** RECORDS TO USE **
-- begin --
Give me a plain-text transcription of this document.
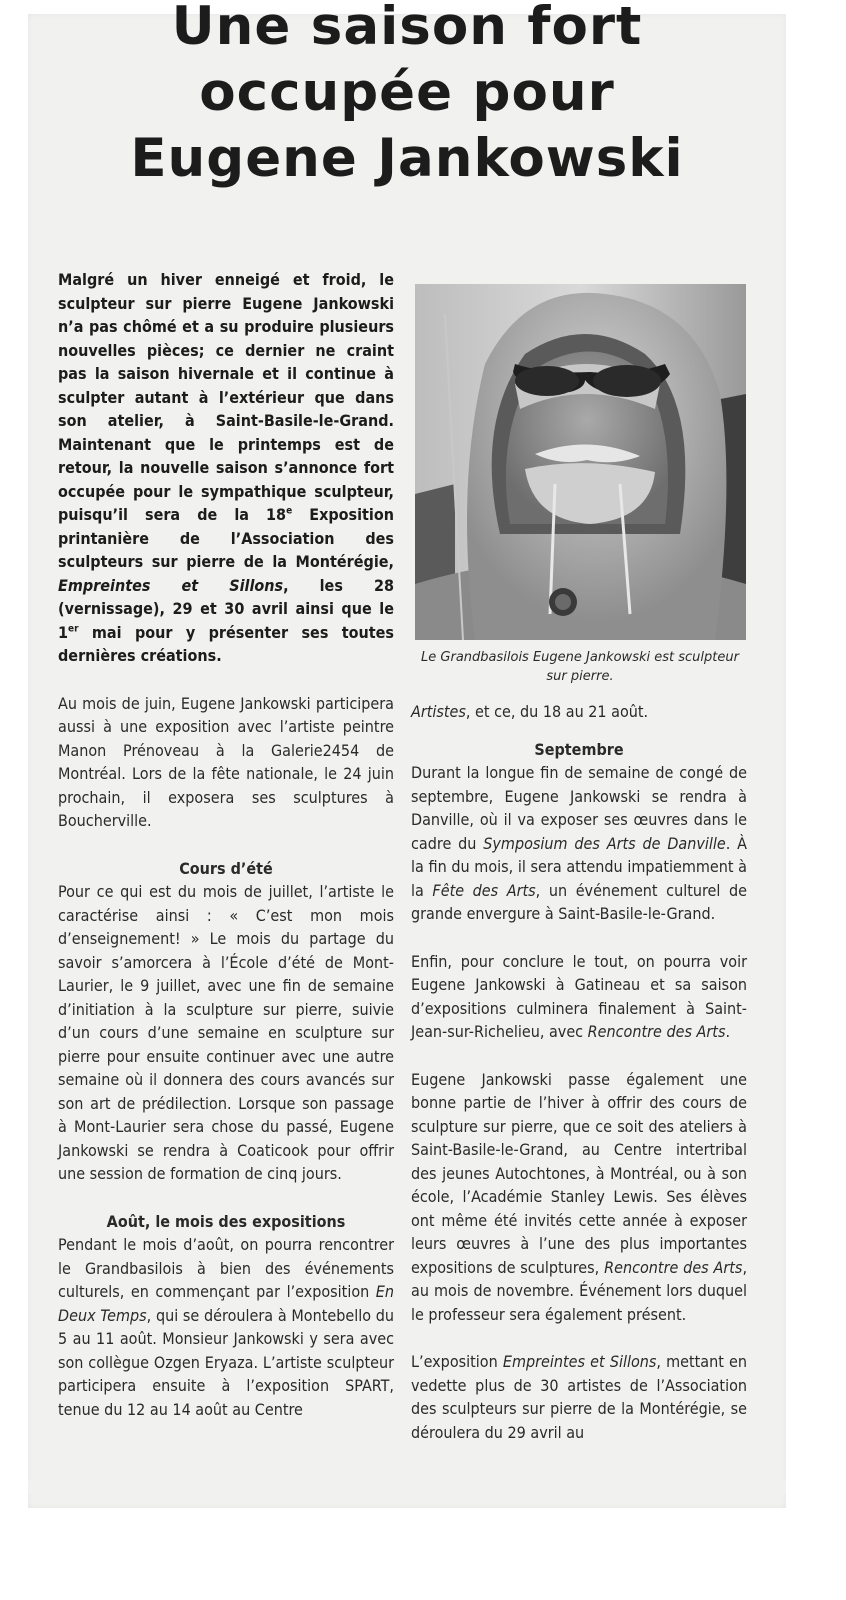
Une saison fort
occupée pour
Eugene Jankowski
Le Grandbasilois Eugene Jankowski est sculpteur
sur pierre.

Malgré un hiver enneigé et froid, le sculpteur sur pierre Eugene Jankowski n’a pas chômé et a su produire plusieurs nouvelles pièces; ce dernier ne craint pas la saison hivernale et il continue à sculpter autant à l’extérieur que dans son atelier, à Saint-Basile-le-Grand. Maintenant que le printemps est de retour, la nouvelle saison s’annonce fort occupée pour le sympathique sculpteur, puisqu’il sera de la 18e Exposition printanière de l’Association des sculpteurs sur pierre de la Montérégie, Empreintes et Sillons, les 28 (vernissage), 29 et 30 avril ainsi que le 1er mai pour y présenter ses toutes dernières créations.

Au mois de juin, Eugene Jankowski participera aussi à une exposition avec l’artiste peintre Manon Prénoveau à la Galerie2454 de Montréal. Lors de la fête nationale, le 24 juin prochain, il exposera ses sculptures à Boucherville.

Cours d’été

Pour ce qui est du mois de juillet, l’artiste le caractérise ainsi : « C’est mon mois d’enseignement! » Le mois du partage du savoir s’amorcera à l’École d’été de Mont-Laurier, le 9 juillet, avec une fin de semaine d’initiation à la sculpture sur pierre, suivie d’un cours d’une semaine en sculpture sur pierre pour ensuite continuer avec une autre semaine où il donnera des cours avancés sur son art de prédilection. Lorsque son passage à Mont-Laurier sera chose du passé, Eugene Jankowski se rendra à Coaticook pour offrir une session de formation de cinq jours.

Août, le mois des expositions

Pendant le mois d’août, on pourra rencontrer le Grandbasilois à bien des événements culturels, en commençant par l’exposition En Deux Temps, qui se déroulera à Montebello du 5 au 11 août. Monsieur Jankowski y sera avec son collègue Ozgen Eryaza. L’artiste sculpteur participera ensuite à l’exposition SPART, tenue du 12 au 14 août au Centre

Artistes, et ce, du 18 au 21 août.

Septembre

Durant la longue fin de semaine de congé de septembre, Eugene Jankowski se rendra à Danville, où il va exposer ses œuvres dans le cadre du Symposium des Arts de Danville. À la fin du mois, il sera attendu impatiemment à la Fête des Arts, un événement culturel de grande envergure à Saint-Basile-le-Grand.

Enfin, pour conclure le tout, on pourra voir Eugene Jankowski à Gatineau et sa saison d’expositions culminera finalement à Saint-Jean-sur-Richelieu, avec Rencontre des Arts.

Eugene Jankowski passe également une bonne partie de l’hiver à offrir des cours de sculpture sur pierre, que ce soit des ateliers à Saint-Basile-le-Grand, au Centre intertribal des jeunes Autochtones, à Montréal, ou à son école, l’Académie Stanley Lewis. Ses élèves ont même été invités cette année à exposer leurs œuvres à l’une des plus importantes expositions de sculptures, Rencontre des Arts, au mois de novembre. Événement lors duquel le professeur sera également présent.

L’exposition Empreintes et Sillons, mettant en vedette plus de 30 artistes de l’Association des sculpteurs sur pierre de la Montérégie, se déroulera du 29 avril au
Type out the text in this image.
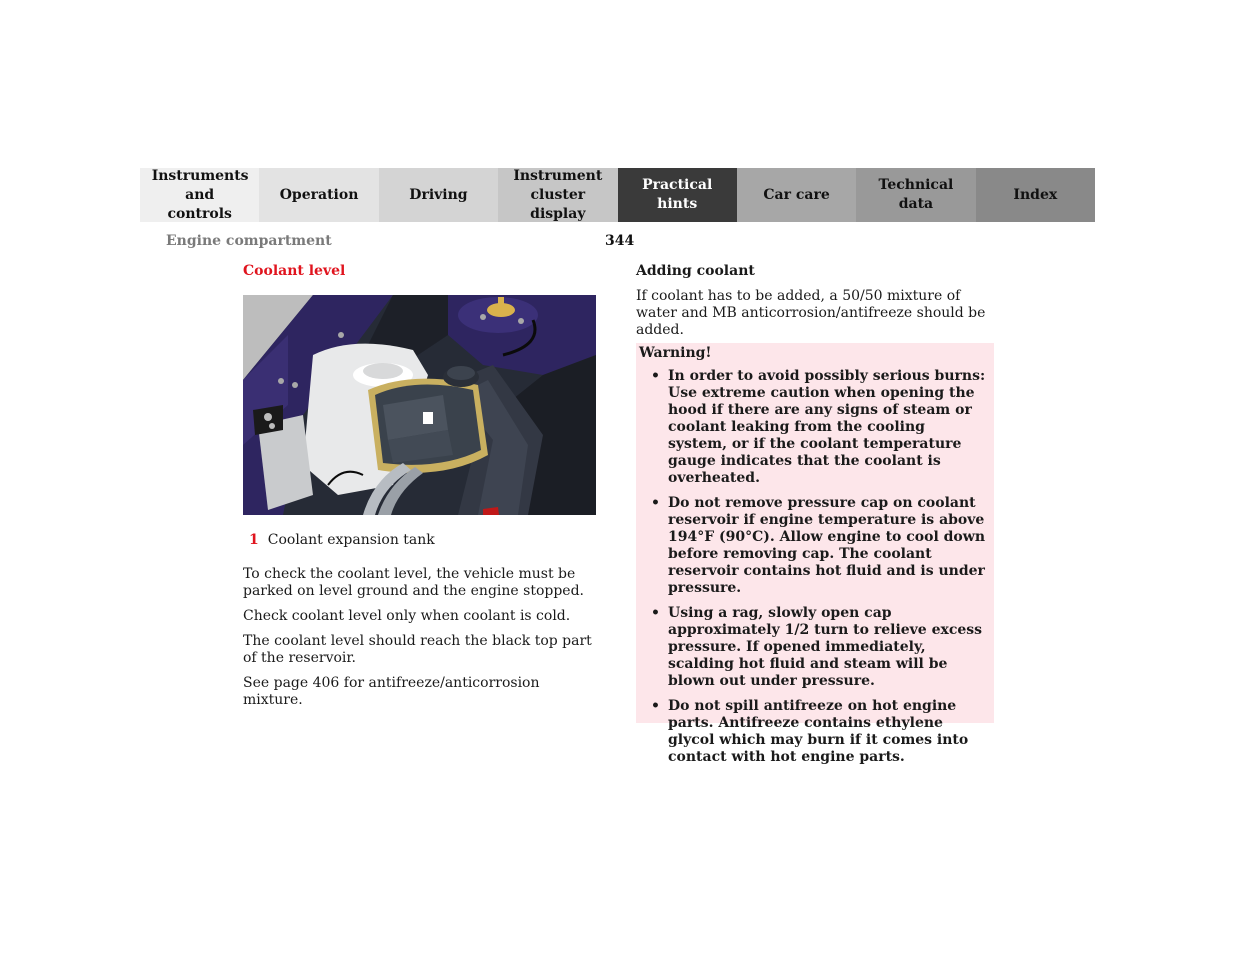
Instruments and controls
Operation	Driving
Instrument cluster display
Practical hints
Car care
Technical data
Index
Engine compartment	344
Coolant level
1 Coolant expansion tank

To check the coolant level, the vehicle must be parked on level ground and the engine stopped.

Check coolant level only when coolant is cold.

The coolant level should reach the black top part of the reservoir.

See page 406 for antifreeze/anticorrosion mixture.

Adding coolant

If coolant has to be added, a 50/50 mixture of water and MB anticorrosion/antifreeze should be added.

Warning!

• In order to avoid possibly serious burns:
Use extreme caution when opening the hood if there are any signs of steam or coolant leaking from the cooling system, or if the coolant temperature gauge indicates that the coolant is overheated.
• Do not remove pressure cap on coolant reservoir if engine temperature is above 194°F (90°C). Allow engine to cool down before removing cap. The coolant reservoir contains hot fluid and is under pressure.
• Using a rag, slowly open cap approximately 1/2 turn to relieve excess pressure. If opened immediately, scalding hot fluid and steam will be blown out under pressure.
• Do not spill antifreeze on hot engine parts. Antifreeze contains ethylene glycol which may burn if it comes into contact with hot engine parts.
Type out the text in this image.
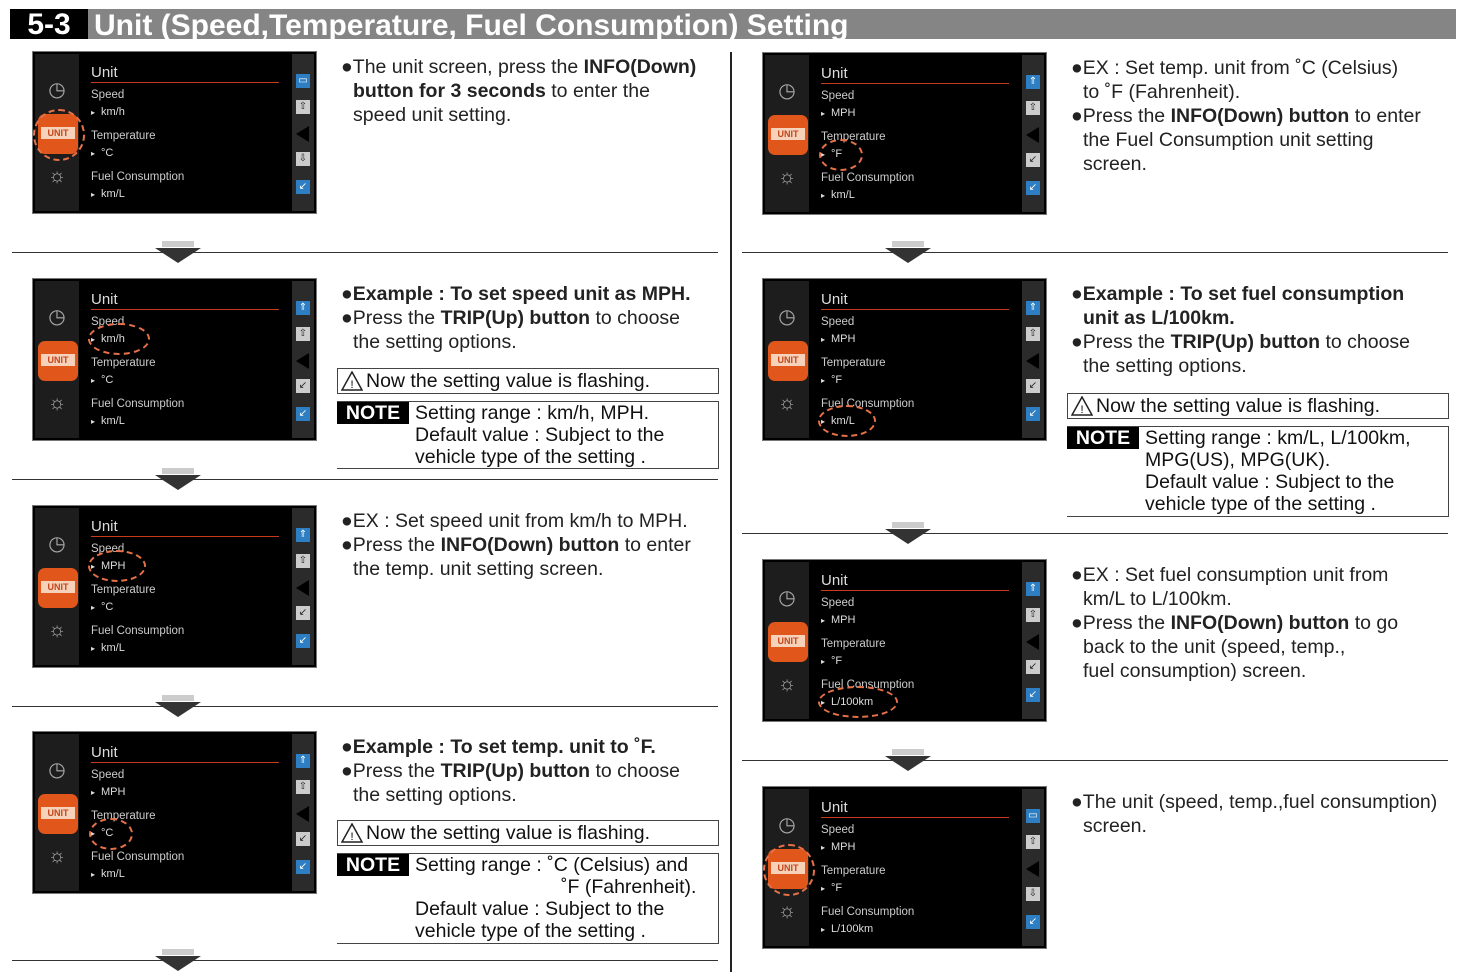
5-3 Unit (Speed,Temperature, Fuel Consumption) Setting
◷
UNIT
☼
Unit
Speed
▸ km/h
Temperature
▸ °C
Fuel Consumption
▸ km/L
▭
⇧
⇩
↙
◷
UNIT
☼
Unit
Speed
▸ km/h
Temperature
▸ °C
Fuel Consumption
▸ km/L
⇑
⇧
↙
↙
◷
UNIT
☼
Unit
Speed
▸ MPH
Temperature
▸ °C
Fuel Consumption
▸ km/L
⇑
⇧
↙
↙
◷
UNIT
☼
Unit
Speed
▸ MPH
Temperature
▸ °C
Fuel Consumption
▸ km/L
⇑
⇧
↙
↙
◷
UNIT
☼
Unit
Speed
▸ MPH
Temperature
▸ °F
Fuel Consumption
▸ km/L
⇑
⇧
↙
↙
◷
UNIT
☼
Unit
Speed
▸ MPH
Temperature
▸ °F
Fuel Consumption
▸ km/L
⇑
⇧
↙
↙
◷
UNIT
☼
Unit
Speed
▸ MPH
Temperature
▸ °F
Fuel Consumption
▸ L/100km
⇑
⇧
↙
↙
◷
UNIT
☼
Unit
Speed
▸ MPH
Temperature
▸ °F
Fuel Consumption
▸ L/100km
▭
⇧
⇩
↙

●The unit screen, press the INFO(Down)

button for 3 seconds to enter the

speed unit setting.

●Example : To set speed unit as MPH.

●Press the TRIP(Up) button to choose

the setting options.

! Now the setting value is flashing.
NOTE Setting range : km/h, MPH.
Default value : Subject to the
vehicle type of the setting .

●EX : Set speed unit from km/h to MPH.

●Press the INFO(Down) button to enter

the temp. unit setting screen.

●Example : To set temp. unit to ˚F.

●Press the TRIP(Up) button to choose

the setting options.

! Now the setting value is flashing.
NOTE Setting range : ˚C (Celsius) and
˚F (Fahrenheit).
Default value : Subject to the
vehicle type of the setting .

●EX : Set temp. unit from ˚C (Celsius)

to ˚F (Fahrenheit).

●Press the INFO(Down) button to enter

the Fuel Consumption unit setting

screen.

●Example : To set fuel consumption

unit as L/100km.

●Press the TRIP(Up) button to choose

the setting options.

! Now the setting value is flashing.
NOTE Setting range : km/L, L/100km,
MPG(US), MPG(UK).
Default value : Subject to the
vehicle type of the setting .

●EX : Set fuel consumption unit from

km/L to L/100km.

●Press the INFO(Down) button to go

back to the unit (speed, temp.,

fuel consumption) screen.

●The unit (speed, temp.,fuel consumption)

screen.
-- end --
** WORK TO COMPLETE **
Write out each line of the data exactly; the images should be left out.

** SOLUTION TO THE PROBLEM **
Give me a plain-text transcription of this document.
Une saison fort
occupée pour
Eugene Jankowski
Le Grandbasilois Eugene Jankowski est sculpteur
sur pierre.

Malgré un hiver enneigé et froid, le sculpteur sur pierre Eugene Jankowski n’a pas chômé et a su produire plusieurs nouvelles pièces; ce dernier ne craint pas la saison hivernale et il continue à sculpter autant à l’extérieur que dans son atelier, à Saint-Basile-le-Grand. Maintenant que le printemps est de retour, la nouvelle saison s’annonce fort occupée pour le sympathique sculpteur, puisqu’il sera de la 18e Exposition printanière de l’Association des sculpteurs sur pierre de la Montérégie, Empreintes et Sillons, les 28 (vernissage), 29 et 30 avril ainsi que le 1er mai pour y présenter ses toutes dernières créations.

Au mois de juin, Eugene Jankowski participera aussi à une exposition avec l’artiste peintre Manon Prénoveau à la Galerie2454 de Montréal. Lors de la fête nationale, le 24 juin prochain, il exposera ses sculptures à Boucherville.

Cours d’été

Pour ce qui est du mois de juillet, l’artiste le caractérise ainsi : « C’est mon mois d’enseignement! » Le mois du partage du savoir s’amorcera à l’École d’été de Mont-Laurier, le 9 juillet, avec une fin de semaine d’initiation à la sculpture sur pierre, suivie d’un cours d’une semaine en sculpture sur pierre pour ensuite continuer avec une autre semaine où il donnera des cours avancés sur son art de prédilection. Lorsque son passage à Mont-Laurier sera chose du passé, Eugene Jankowski se rendra à Coaticook pour offrir une session de formation de cinq jours.

Août, le mois des expositions

Pendant le mois d’août, on pourra rencontrer le Grandbasilois à bien des événements culturels, en commençant par l’exposition En Deux Temps, qui se déroulera à Montebello du 5 au 11 août. Monsieur Jankowski y sera avec son collègue Ozgen Eryaza. L’artiste sculpteur participera ensuite à l’exposition SPART, tenue du 12 au 14 août au Centre

Artistes, et ce, du 18 au 21 août.

Septembre

Durant la longue fin de semaine de congé de septembre, Eugene Jankowski se rendra à Danville, où il va exposer ses œuvres dans le cadre du Symposium des Arts de Danville. À la fin du mois, il sera attendu impatiemment à la Fête des Arts, un événement culturel de grande envergure à Saint-Basile-le-Grand.

Enfin, pour conclure le tout, on pourra voir Eugene Jankowski à Gatineau et sa saison d’expositions culminera finalement à Saint-Jean-sur-Richelieu, avec Rencontre des Arts.

Eugene Jankowski passe également une bonne partie de l’hiver à offrir des cours de sculpture sur pierre, que ce soit des ateliers à Saint-Basile-le-Grand, au Centre intertribal des jeunes Autochtones, à Montréal, ou à son école, l’Académie Stanley Lewis. Ses élèves ont même été invités cette année à exposer leurs œuvres à l’une des plus importantes expositions de sculptures, Rencontre des Arts, au mois de novembre. Événement lors duquel le professeur sera également présent.

L’exposition Empreintes et Sillons, mettant en vedette plus de 30 artistes de l’Association des sculpteurs sur pierre de la Montérégie, se déroulera du 29 avril au
Type out the text in this image.
Instruments and controls
Operation	Driving
Instrument cluster display
Practical hints
Car care
Technical data
Index
Engine compartment	344
Coolant level
1 Coolant expansion tank

To check the coolant level, the vehicle must be parked on level ground and the engine stopped.

Check coolant level only when coolant is cold.

The coolant level should reach the black top part of the reservoir.

See page 406 for antifreeze/anticorrosion mixture.

Adding coolant

If coolant has to be added, a 50/50 mixture of water and MB anticorrosion/antifreeze should be added.

Warning!

• In order to avoid possibly serious burns:
Use extreme caution when opening the hood if there are any signs of steam or coolant leaking from the cooling system, or if the coolant temperature gauge indicates that the coolant is overheated.
• Do not remove pressure cap on coolant reservoir if engine temperature is above 194°F (90°C). Allow engine to cool down before removing cap. The coolant reservoir contains hot fluid and is under pressure.
• Using a rag, slowly open cap approximately 1/2 turn to relieve excess pressure. If opened immediately, scalding hot fluid and steam will be blown out under pressure.
• Do not spill antifreeze on hot engine parts. Antifreeze contains ethylene glycol which may burn if it comes into contact with hot engine parts.
Type out the text in this image.
5-3 Unit (Speed,Temperature, Fuel Consumption) Setting
◷
UNIT
☼
Unit
Speed
▸ km/h
Temperature
▸ °C
Fuel Consumption
▸ km/L
▭
⇧
⇩
↙
◷
UNIT
☼
Unit
Speed
▸ km/h
Temperature
▸ °C
Fuel Consumption
▸ km/L
⇑
⇧
↙
↙
◷
UNIT
☼
Unit
Speed
▸ MPH
Temperature
▸ °C
Fuel Consumption
▸ km/L
⇑
⇧
↙
↙
◷
UNIT
☼
Unit
Speed
▸ MPH
Temperature
▸ °C
Fuel Consumption
▸ km/L
⇑
⇧
↙
↙
◷
UNIT
☼
Unit
Speed
▸ MPH
Temperature
▸ °F
Fuel Consumption
▸ km/L
⇑
⇧
↙
↙
◷
UNIT
☼
Unit
Speed
▸ MPH
Temperature
▸ °F
Fuel Consumption
▸ km/L
⇑
⇧
↙
↙
◷
UNIT
☼
Unit
Speed
▸ MPH
Temperature
▸ °F
Fuel Consumption
▸ L/100km
⇑
⇧
↙
↙
◷
UNIT
☼
Unit
Speed
▸ MPH
Temperature
▸ °F
Fuel Consumption
▸ L/100km
▭
⇧
⇩
↙

●The unit screen, press the INFO(Down)

button for 3 seconds to enter the

speed unit setting.

●Example : To set speed unit as MPH.

●Press the TRIP(Up) button to choose

the setting options.

! Now the setting value is flashing.
NOTE Setting range : km/h, MPH.
Default value : Subject to the
vehicle type of the setting .

●EX : Set speed unit from km/h to MPH.

●Press the INFO(Down) button to enter

the temp. unit setting screen.

●Example : To set temp. unit to ˚F.

●Press the TRIP(Up) button to choose

the setting options.

! Now the setting value is flashing.
NOTE Setting range : ˚C (Celsius) and
˚F (Fahrenheit).
Default value : Subject to the
vehicle type of the setting .

●EX : Set temp. unit from ˚C (Celsius)

to ˚F (Fahrenheit).

●Press the INFO(Down) button to enter

the Fuel Consumption unit setting

screen.

●Example : To set fuel consumption

unit as L/100km.

●Press the TRIP(Up) button to choose

the setting options.

! Now the setting value is flashing.
NOTE Setting range : km/L, L/100km,
MPG(US), MPG(UK).
Default value : Subject to the
vehicle type of the setting .

●EX : Set fuel consumption unit from

km/L to L/100km.

●Press the INFO(Down) button to go

back to the unit (speed, temp.,

fuel consumption) screen.

●The unit (speed, temp.,fuel consumption)

screen.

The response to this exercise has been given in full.